◆ **Exercise details**:
Each record must be retyped in full. No character may differ.

--- START Material to process ---

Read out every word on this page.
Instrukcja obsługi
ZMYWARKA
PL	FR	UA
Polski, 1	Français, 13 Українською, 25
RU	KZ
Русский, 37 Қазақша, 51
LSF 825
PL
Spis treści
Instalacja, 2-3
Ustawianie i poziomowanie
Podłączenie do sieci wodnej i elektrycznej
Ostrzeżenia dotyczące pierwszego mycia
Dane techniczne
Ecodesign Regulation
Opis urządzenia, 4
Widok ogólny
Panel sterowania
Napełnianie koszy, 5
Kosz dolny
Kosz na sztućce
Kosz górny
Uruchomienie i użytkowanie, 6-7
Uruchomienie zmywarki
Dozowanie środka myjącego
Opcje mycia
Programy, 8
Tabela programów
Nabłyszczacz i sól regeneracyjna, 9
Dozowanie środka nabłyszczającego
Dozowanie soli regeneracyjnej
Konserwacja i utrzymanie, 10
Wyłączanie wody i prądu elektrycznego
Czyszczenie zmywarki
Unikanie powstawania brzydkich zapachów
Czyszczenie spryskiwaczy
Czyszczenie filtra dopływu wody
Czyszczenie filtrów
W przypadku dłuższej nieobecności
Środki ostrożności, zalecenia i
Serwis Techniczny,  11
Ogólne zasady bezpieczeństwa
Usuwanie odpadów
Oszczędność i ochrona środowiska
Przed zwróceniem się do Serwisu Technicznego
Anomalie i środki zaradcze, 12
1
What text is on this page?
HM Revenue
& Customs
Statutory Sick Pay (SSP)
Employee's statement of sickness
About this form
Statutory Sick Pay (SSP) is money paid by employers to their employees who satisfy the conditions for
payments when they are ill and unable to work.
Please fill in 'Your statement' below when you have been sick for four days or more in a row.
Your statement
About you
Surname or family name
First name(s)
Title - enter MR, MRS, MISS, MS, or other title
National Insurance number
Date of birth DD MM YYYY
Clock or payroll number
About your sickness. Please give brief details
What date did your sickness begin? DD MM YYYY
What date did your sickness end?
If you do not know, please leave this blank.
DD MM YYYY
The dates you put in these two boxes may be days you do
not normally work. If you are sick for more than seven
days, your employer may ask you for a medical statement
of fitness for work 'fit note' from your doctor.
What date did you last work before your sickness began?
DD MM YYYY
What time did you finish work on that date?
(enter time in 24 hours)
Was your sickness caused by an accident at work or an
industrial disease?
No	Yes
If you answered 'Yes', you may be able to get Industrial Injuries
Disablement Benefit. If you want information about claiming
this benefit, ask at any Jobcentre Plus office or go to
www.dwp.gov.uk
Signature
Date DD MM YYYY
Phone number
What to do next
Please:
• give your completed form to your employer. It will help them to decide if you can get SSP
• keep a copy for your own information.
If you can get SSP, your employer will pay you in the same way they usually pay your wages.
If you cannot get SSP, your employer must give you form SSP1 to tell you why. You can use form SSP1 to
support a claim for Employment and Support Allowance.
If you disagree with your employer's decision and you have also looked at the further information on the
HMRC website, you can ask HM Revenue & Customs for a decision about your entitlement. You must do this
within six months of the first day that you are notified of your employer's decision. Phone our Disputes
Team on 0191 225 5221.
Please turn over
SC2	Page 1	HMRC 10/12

--- END Material to process ---

◆ **Task answer**:
Read out every word on this page.
Instrukcja obsługi
ZMYWARKA
PL	FR	UA
Polski, 1	Français, 13 Українською, 25
RU	KZ
Русский, 37 Қазақша, 51
LSF 825
PL
Spis treści
Instalacja, 2-3
Ustawianie i poziomowanie
Podłączenie do sieci wodnej i elektrycznej
Ostrzeżenia dotyczące pierwszego mycia
Dane techniczne
Ecodesign Regulation
Opis urządzenia, 4
Widok ogólny
Panel sterowania
Napełnianie koszy, 5
Kosz dolny
Kosz na sztućce
Kosz górny
Uruchomienie i użytkowanie, 6-7
Uruchomienie zmywarki
Dozowanie środka myjącego
Opcje mycia
Programy, 8
Tabela programów
Nabłyszczacz i sól regeneracyjna, 9
Dozowanie środka nabłyszczającego
Dozowanie soli regeneracyjnej
Konserwacja i utrzymanie, 10
Wyłączanie wody i prądu elektrycznego
Czyszczenie zmywarki
Unikanie powstawania brzydkich zapachów
Czyszczenie spryskiwaczy
Czyszczenie filtra dopływu wody
Czyszczenie filtrów
W przypadku dłuższej nieobecności
Środki ostrożności, zalecenia i
Serwis Techniczny,  11
Ogólne zasady bezpieczeństwa
Usuwanie odpadów
Oszczędność i ochrona środowiska
Przed zwróceniem się do Serwisu Technicznego
Anomalie i środki zaradcze, 12
1
What text is on this page?
HM Revenue
& Customs
Statutory Sick Pay (SSP)
Employee's statement of sickness
About this form
Statutory Sick Pay (SSP) is money paid by employers to their employees who satisfy the conditions for
payments when they are ill and unable to work.
Please fill in 'Your statement' below when you have been sick for four days or more in a row.
Your statement
About you
Surname or family name
First name(s)
Title - enter MR, MRS, MISS, MS, or other title
National Insurance number
Date of birth DD MM YYYY
Clock or payroll number
About your sickness. Please give brief details
What date did your sickness begin? DD MM YYYY
What date did your sickness end?
If you do not know, please leave this blank.
DD MM YYYY
The dates you put in these two boxes may be days you do
not normally work. If you are sick for more than seven
days, your employer may ask you for a medical statement
of fitness for work 'fit note' from your doctor.
What date did you last work before your sickness began?
DD MM YYYY
What time did you finish work on that date?
(enter time in 24 hours)
Was your sickness caused by an accident at work or an
industrial disease?
No	Yes
If you answered 'Yes', you may be able to get Industrial Injuries
Disablement Benefit. If you want information about claiming
this benefit, ask at any Jobcentre Plus office or go to
www.dwp.gov.uk
Signature
Date DD MM YYYY
Phone number
What to do next
Please:
• give your completed form to your employer. It will help them to decide if you can get SSP
• keep a copy for your own information.
If you can get SSP, your employer will pay you in the same way they usually pay your wages.
If you cannot get SSP, your employer must give you form SSP1 to tell you why. You can use form SSP1 to
support a claim for Employment and Support Allowance.
If you disagree with your employer's decision and you have also looked at the further information on the
HMRC website, you can ask HM Revenue & Customs for a decision about your entitlement. You must do this
within six months of the first day that you are notified of your employer's decision. Phone our Disputes
Team on 0191 225 5221.
Please turn over
SC2	Page 1	HMRC 10/12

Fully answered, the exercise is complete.